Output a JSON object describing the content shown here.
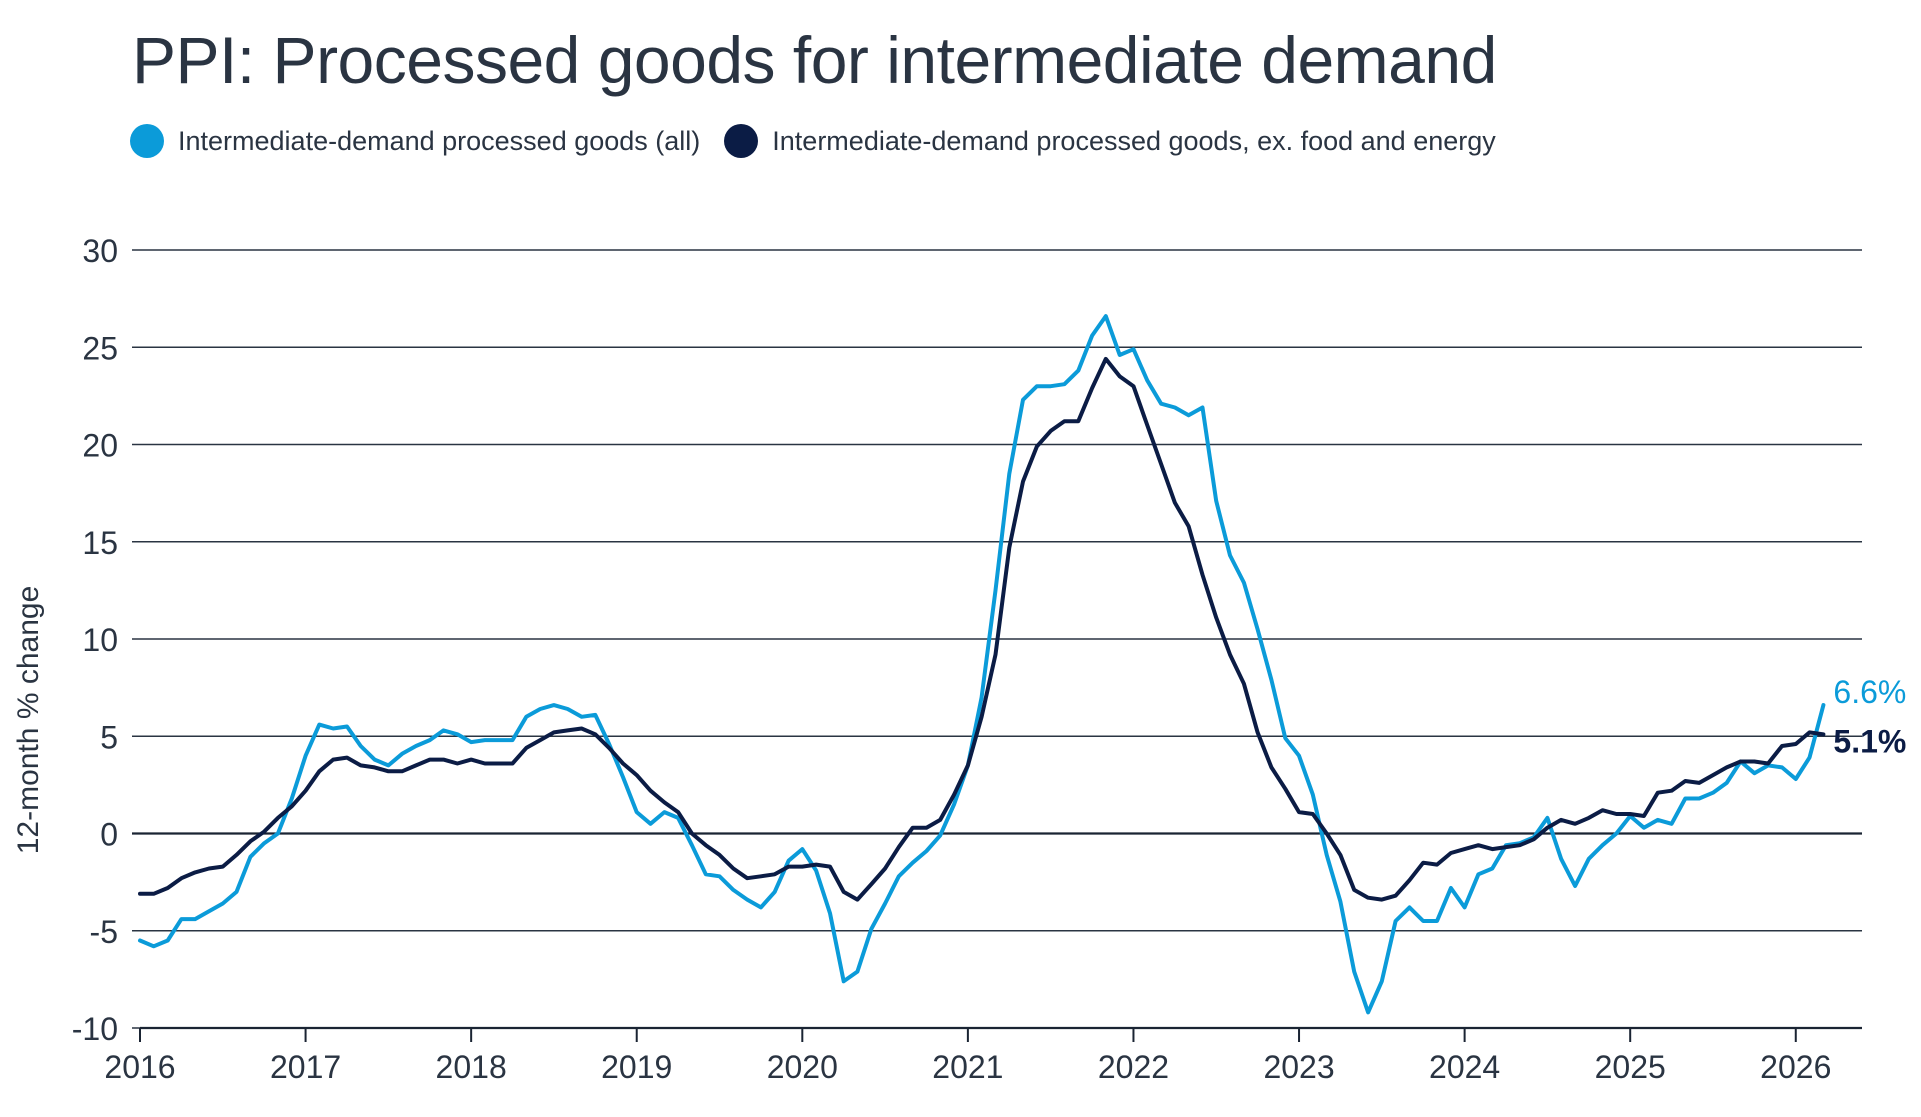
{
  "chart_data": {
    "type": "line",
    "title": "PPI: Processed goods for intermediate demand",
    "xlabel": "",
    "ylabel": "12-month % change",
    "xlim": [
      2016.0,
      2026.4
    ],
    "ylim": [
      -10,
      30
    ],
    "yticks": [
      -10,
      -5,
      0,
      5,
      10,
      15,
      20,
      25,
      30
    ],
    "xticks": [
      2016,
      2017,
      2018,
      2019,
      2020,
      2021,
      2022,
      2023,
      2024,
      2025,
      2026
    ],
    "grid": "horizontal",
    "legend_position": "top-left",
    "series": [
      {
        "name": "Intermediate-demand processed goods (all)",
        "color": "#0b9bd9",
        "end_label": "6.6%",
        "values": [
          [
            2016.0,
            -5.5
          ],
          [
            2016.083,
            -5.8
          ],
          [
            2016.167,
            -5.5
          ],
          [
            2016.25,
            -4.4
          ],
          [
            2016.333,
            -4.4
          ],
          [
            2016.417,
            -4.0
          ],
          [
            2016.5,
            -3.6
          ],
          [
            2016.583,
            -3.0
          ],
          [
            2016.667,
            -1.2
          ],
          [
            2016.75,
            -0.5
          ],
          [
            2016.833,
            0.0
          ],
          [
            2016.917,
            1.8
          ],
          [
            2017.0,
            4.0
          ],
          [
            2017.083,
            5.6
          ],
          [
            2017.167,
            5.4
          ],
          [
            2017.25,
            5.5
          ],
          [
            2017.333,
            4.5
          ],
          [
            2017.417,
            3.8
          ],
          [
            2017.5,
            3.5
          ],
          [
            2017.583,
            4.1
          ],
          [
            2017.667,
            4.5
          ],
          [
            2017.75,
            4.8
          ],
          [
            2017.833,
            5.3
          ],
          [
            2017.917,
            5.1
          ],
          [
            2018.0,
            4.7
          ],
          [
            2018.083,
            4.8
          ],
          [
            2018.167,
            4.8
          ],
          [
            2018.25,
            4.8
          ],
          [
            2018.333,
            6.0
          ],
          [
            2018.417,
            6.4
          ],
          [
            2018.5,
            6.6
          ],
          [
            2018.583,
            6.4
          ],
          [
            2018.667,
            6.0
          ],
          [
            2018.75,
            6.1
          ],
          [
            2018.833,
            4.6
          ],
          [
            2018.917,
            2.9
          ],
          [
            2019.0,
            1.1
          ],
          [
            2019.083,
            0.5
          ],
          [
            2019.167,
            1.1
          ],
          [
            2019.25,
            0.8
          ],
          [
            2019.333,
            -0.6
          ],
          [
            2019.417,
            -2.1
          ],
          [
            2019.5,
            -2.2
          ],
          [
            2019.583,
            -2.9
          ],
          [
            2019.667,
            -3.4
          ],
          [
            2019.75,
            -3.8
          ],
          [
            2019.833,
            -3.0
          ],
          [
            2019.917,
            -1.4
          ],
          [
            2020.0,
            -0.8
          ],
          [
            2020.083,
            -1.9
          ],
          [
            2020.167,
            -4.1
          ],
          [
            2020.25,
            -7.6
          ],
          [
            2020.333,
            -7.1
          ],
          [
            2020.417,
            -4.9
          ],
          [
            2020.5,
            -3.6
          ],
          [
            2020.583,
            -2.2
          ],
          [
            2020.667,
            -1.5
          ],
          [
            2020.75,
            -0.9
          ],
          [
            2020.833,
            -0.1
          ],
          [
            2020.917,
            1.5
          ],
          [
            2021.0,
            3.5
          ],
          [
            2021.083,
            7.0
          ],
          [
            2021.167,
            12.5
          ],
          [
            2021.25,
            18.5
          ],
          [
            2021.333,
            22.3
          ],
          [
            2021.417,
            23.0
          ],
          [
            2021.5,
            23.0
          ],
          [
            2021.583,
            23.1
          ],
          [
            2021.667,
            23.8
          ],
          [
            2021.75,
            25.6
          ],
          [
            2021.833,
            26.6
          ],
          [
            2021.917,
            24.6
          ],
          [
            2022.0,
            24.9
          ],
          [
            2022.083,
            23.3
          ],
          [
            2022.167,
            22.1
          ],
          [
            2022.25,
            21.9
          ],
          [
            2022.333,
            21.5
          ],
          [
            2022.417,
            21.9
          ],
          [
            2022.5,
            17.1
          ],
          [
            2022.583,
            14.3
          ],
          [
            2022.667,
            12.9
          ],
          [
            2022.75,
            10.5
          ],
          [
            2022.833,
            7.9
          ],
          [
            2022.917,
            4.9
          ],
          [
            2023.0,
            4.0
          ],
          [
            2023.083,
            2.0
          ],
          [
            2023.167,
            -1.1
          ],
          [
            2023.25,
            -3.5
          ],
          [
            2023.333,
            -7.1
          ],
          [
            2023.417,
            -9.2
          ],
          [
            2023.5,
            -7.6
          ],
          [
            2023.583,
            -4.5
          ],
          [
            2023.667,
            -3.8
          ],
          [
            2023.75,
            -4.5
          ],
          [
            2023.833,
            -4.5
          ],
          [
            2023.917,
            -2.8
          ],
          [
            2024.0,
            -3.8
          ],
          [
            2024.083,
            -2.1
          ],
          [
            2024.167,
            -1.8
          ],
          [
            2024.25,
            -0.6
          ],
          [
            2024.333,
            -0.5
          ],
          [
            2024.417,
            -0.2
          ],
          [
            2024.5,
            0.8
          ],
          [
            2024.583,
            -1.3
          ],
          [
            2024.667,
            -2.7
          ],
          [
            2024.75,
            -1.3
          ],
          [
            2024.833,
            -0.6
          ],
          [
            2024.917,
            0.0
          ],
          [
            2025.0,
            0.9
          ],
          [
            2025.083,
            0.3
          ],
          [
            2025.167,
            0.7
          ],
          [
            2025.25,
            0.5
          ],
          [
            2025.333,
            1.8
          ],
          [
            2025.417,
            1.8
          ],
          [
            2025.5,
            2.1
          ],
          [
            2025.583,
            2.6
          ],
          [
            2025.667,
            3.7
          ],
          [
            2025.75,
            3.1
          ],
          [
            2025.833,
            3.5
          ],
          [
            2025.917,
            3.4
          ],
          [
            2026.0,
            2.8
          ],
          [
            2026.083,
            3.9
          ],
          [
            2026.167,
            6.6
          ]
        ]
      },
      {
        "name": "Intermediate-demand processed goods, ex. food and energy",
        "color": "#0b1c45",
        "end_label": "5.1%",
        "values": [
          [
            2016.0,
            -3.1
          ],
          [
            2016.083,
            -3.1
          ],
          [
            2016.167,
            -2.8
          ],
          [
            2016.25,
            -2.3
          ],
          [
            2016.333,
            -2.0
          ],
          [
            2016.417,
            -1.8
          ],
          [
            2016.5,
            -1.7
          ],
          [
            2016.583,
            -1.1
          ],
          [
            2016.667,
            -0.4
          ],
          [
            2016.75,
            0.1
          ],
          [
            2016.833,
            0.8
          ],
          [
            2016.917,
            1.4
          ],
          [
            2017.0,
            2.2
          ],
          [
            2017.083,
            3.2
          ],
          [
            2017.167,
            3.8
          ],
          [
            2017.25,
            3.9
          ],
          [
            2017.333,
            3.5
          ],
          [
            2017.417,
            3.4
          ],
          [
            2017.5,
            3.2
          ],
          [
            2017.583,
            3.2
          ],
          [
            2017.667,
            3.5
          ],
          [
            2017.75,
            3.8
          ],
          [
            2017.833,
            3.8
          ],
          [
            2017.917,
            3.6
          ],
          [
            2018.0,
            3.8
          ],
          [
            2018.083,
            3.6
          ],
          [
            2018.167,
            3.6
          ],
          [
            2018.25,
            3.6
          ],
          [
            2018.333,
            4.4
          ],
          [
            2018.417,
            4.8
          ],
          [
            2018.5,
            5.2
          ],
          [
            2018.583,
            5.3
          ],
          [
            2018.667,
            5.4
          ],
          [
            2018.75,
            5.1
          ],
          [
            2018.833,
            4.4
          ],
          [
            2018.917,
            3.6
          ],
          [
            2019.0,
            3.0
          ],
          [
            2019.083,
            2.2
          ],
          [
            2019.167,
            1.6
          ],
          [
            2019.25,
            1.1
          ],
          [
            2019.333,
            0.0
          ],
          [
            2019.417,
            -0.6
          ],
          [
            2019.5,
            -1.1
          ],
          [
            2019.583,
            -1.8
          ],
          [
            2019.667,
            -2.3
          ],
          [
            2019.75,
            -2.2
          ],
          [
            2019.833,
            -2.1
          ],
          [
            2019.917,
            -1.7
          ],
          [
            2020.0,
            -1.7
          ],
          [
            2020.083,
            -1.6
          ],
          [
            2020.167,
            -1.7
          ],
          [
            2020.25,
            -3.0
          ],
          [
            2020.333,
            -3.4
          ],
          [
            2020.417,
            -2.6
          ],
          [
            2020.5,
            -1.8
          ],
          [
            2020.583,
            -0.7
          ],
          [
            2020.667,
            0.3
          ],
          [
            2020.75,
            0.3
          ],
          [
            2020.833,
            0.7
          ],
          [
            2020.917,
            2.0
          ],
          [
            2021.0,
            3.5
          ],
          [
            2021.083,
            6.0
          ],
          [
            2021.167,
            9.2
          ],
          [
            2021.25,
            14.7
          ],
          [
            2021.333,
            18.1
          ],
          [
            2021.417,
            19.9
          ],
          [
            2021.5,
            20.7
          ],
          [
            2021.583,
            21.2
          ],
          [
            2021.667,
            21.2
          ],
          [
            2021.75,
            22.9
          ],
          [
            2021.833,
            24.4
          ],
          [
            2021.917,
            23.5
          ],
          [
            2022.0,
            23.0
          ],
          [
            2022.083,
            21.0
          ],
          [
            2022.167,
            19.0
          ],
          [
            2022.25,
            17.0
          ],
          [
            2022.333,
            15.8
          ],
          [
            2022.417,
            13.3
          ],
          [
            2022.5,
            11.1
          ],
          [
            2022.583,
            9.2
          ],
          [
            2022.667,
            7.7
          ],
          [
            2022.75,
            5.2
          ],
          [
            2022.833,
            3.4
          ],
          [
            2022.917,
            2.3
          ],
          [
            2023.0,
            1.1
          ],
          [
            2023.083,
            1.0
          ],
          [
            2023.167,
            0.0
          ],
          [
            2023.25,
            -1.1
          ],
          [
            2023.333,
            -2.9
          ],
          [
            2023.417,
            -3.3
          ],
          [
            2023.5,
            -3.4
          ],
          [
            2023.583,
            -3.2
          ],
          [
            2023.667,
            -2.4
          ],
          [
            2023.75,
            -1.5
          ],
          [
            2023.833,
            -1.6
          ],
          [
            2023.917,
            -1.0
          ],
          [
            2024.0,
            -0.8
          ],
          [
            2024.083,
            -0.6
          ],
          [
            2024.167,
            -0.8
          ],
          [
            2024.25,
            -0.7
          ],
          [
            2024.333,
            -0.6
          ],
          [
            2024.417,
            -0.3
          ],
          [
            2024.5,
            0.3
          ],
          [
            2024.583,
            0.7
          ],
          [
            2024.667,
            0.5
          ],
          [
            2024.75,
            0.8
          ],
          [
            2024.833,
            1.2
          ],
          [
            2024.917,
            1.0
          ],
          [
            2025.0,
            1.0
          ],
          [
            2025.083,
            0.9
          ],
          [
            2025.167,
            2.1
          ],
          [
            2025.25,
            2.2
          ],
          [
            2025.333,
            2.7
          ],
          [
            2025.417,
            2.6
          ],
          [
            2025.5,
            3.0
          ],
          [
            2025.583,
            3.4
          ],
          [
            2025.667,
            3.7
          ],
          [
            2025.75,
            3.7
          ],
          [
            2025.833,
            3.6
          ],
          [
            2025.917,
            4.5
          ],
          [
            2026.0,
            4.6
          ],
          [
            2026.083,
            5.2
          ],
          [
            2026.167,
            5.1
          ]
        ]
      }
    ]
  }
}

- - - -

WHAT IS ASKED: Count how many lines in the data above hold the string "goods", and give the number with no other words.

SOLUTION FOR THIS PROBLEM: 3